::: Records to process :::
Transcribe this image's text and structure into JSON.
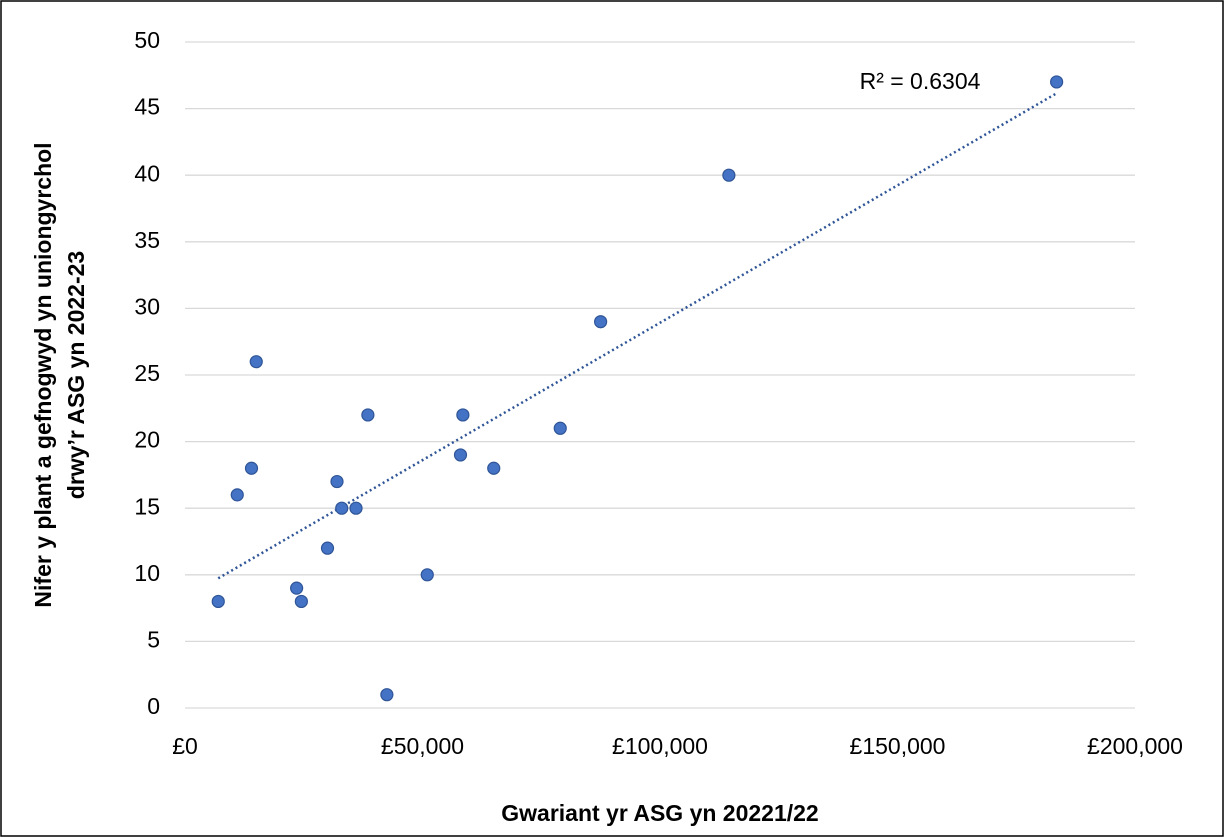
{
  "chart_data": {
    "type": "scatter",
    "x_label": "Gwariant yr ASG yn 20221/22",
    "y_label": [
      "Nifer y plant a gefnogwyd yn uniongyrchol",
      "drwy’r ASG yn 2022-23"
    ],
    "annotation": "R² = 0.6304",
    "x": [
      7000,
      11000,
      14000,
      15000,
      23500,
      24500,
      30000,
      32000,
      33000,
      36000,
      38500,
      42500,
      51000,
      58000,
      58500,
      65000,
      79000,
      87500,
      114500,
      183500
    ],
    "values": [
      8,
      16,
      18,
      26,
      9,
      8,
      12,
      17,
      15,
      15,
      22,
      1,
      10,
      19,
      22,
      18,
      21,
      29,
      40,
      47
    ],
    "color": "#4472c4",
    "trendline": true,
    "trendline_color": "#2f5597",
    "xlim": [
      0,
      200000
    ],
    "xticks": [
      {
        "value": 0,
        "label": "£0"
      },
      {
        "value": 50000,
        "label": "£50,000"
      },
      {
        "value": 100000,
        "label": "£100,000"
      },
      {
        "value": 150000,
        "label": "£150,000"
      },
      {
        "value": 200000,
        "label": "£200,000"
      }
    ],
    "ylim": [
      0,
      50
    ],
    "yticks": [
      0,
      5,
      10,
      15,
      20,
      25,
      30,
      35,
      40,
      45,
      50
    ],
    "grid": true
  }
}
:::
### Given instruction
Give every record back exactly as it reads, with no images.

### Task solution
Transcribe this image's text and structure into JSON.
{
  "chart_data": {
    "type": "scatter",
    "x_label": "Gwariant yr ASG yn 20221/22",
    "y_label": [
      "Nifer y plant a gefnogwyd yn uniongyrchol",
      "drwy’r ASG yn 2022-23"
    ],
    "annotation": "R² = 0.6304",
    "x": [
      7000,
      11000,
      14000,
      15000,
      23500,
      24500,
      30000,
      32000,
      33000,
      36000,
      38500,
      42500,
      51000,
      58000,
      58500,
      65000,
      79000,
      87500,
      114500,
      183500
    ],
    "values": [
      8,
      16,
      18,
      26,
      9,
      8,
      12,
      17,
      15,
      15,
      22,
      1,
      10,
      19,
      22,
      18,
      21,
      29,
      40,
      47
    ],
    "color": "#4472c4",
    "trendline": true,
    "trendline_color": "#2f5597",
    "xlim": [
      0,
      200000
    ],
    "xticks": [
      {
        "value": 0,
        "label": "£0"
      },
      {
        "value": 50000,
        "label": "£50,000"
      },
      {
        "value": 100000,
        "label": "£100,000"
      },
      {
        "value": 150000,
        "label": "£150,000"
      },
      {
        "value": 200000,
        "label": "£200,000"
      }
    ],
    "ylim": [
      0,
      50
    ],
    "yticks": [
      0,
      5,
      10,
      15,
      20,
      25,
      30,
      35,
      40,
      45,
      50
    ],
    "grid": true
  }
}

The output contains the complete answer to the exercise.